Given request:
Collect every line in the records below that contains the string "left", and list each one in full.

Dataset extract:
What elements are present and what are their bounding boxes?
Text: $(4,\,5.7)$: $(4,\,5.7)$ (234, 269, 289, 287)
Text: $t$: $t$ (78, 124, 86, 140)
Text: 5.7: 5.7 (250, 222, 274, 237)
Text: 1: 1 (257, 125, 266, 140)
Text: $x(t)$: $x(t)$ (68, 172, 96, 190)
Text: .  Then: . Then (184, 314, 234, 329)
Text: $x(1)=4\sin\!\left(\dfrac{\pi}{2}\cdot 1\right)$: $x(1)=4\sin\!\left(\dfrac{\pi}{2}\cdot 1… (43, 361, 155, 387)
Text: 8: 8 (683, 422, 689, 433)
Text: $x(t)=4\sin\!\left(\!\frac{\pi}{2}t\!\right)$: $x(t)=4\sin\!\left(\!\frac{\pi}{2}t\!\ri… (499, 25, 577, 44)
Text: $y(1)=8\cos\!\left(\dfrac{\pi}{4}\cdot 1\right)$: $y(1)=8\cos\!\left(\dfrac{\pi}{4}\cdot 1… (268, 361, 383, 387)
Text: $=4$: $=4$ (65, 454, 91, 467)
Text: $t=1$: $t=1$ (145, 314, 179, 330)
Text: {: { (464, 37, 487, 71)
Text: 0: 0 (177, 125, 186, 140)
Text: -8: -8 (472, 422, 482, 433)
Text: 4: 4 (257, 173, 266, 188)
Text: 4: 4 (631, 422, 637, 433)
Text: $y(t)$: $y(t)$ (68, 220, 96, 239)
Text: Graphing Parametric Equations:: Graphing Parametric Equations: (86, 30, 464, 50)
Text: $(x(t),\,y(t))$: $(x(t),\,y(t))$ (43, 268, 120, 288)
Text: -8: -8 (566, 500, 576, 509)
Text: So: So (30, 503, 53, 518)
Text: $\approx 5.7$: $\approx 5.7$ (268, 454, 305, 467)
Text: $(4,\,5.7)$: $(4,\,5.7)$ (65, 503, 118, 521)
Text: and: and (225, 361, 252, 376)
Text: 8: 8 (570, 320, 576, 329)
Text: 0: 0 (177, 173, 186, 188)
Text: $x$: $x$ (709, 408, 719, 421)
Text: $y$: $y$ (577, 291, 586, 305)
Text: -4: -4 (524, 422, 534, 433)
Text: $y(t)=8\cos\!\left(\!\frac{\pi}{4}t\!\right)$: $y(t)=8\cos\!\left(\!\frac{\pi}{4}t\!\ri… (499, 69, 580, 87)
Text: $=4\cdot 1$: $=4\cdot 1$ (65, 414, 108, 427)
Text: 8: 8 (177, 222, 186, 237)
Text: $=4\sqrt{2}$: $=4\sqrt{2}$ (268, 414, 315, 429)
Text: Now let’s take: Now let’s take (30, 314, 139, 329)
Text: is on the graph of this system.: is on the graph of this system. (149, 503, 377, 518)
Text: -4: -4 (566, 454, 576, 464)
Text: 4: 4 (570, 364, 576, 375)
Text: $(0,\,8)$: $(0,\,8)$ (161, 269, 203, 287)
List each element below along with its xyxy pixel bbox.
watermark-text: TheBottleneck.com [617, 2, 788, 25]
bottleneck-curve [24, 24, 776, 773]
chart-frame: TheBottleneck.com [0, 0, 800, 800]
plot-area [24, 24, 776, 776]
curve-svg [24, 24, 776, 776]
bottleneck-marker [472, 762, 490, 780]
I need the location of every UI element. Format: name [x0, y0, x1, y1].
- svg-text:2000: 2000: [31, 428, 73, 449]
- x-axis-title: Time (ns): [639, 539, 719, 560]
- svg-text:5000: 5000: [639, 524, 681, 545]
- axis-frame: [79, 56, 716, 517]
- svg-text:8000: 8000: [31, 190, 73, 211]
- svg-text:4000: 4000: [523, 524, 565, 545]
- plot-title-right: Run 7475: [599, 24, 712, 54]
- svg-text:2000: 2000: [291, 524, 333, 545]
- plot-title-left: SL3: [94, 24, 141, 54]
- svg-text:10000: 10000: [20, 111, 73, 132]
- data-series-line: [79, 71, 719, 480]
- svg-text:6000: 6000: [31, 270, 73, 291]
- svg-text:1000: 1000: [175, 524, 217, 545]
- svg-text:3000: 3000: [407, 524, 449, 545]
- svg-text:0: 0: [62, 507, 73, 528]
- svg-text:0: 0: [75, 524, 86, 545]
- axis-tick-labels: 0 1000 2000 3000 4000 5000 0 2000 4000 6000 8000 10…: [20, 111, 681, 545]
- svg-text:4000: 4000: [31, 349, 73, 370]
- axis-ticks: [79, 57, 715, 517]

Complete response:
Text: $x(1)=4\sin\!\left(\dfrac{\pi}{2}\cdot 1\right)$: $x(1)=4\sin\!\left(\dfrac{\pi}{2}\cdot 1… (43, 361, 155, 387)
Text: $x(t)=4\sin\!\left(\!\frac{\pi}{2}t\!\right)$: $x(t)=4\sin\!\left(\!\frac{\pi}{2}t\!\ri… (499, 25, 577, 44)
Text: $y(1)=8\cos\!\left(\dfrac{\pi}{4}\cdot 1\right)$: $y(1)=8\cos\!\left(\dfrac{\pi}{4}\cdot 1… (268, 361, 383, 387)
Text: $y(t)=8\cos\!\left(\!\frac{\pi}{4}t\!\right)$: $y(t)=8\cos\!\left(\!\frac{\pi}{4}t\!\ri… (499, 69, 580, 87)
- plot-title-left: SL3: [94, 24, 141, 54]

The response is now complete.